▸ **Task details**
From the records below, copy every line that contains the word "type".

▸ **Records about charts and figures**
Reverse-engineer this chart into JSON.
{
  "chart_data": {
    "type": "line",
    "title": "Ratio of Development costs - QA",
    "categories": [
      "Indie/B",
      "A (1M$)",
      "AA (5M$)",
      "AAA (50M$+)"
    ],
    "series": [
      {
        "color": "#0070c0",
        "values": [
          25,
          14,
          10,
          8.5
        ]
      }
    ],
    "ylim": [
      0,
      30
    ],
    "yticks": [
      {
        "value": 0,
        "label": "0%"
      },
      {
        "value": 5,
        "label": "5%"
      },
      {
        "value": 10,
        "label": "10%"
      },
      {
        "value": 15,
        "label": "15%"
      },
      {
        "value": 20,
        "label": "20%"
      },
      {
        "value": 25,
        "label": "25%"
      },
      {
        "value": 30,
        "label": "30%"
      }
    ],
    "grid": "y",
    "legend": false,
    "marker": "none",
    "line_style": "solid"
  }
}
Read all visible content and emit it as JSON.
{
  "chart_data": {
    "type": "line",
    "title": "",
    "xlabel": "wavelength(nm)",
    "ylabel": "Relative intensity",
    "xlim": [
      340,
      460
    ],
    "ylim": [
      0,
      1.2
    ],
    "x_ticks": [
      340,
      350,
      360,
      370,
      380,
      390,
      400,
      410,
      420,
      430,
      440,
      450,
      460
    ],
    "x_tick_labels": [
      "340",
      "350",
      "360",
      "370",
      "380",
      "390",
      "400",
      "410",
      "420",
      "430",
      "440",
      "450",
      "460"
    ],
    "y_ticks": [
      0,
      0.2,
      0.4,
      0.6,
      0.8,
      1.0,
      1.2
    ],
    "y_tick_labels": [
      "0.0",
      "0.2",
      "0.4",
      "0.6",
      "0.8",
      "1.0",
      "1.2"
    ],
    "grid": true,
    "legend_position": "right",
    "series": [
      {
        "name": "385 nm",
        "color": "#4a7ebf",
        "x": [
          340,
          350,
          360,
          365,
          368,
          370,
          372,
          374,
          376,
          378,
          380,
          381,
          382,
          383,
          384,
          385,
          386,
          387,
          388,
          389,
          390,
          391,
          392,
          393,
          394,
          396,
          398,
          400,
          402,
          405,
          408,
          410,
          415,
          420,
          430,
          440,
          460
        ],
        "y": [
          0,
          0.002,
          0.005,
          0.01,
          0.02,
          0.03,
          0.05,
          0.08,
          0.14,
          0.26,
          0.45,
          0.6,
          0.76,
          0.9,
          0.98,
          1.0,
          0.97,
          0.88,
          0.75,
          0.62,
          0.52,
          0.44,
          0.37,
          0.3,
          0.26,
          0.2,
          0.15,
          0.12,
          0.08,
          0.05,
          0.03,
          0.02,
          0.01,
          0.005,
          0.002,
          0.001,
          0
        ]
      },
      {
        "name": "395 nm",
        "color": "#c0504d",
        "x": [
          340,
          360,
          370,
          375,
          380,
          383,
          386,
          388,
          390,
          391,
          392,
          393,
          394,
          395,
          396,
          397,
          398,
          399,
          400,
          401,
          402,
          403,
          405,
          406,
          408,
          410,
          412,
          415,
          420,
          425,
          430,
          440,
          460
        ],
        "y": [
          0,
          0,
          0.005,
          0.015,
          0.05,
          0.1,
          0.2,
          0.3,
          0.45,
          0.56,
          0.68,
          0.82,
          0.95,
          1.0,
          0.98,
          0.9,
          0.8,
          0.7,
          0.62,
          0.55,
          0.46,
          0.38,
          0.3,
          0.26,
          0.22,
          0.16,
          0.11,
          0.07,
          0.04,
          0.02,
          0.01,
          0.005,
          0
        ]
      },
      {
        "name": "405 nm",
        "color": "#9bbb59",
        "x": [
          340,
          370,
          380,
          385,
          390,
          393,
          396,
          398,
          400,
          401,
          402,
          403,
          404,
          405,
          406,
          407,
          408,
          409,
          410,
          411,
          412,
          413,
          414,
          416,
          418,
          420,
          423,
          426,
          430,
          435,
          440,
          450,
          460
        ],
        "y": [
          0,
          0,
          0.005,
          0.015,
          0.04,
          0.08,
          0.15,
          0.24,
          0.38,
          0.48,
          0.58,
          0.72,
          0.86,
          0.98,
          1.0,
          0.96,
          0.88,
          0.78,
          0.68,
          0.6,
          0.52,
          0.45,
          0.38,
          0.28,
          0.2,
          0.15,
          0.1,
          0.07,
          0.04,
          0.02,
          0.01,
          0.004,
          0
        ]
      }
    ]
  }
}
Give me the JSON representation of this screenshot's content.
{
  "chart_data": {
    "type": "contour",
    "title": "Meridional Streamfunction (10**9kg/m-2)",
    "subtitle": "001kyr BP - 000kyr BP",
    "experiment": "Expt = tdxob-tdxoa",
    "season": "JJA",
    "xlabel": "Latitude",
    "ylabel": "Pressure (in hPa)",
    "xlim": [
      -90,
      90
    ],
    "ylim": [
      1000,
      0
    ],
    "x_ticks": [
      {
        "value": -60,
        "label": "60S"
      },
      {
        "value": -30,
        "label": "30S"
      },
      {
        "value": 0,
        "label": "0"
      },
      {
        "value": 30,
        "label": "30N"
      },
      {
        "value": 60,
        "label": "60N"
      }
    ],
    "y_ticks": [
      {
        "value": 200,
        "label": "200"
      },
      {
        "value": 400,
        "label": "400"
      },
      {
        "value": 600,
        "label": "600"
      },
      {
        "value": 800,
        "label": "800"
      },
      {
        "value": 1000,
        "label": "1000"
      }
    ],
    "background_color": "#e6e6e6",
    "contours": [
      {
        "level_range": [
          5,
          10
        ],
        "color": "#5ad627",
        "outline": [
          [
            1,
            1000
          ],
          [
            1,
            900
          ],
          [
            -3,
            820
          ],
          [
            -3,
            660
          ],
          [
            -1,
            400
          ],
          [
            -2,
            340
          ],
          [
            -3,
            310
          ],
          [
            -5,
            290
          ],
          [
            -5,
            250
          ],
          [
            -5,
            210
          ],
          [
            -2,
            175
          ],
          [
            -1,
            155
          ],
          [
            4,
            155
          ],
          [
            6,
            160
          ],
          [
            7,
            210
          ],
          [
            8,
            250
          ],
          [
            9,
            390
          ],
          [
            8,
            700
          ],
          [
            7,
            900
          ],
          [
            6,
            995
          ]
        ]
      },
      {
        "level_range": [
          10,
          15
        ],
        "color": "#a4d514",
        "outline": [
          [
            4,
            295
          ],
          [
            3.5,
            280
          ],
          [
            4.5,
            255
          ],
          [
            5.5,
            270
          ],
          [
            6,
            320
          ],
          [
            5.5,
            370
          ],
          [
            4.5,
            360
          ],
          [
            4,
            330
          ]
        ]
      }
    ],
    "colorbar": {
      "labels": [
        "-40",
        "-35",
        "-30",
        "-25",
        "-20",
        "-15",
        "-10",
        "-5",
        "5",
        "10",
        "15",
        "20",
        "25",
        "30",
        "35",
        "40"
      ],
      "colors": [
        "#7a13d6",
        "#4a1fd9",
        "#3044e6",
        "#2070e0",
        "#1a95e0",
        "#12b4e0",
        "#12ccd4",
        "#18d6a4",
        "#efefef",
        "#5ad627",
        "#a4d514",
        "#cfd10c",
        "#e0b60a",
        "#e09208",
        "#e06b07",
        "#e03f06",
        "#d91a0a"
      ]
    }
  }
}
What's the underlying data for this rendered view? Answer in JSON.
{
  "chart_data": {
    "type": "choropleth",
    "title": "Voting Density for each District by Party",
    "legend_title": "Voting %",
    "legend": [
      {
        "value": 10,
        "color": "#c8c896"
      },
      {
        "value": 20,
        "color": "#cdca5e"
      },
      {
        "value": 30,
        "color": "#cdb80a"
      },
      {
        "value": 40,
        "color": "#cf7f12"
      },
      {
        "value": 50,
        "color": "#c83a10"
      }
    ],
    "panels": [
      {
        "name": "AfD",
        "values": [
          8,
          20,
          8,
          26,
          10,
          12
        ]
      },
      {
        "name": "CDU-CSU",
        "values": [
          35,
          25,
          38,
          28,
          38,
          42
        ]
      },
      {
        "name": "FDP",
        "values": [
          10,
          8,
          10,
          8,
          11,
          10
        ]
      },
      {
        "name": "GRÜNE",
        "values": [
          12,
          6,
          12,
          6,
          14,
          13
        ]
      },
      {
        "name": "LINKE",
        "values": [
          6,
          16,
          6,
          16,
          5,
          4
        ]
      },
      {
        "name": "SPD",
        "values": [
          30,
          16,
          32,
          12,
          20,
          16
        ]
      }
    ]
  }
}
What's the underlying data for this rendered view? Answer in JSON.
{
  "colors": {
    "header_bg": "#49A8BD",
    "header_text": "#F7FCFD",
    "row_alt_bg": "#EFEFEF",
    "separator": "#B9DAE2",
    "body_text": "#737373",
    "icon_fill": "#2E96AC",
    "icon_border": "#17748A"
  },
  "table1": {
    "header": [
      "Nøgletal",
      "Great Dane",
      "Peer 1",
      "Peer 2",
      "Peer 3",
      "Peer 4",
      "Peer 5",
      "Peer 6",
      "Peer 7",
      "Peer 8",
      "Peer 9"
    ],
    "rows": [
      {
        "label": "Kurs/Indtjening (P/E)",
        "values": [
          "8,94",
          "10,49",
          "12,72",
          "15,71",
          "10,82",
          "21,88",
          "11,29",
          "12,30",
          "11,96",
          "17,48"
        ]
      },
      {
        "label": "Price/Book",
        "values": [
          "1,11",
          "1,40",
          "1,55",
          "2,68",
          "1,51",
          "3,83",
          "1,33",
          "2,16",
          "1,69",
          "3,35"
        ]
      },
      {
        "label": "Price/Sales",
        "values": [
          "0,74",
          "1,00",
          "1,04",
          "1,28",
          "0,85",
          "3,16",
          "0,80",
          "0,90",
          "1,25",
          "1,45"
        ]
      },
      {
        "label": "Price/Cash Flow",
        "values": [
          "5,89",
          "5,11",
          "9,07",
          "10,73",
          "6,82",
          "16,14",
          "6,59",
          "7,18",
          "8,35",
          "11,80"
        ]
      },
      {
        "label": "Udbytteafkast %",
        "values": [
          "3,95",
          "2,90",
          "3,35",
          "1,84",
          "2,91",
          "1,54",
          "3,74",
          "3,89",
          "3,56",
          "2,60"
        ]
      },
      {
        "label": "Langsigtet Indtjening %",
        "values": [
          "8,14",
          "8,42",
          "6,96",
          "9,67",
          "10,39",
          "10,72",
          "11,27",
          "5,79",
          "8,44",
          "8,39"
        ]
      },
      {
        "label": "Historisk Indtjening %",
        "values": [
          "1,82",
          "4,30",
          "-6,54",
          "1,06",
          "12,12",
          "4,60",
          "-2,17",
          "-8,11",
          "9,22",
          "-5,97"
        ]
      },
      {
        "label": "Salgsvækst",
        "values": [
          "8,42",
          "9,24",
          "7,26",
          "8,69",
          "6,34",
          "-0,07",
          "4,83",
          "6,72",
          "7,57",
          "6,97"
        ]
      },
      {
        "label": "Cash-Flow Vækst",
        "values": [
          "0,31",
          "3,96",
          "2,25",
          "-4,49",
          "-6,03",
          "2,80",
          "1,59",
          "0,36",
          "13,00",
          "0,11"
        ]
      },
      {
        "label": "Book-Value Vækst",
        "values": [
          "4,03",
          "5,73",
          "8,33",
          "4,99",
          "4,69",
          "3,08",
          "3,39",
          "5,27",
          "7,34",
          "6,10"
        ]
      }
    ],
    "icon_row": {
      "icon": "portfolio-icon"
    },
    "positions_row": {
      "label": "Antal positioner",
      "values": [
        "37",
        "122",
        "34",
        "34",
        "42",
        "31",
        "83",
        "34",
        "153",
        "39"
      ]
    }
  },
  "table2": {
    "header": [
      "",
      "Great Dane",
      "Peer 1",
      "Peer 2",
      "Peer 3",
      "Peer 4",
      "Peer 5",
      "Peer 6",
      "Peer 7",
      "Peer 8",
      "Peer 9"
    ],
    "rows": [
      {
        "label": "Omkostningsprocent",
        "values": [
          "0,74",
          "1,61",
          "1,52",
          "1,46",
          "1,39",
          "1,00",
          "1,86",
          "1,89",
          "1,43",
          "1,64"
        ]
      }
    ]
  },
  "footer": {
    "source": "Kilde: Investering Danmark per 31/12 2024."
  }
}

▸ **Exercise result**
    "type": "line",
    "type": "line",
    "type": "contour",
    "type": "choropleth",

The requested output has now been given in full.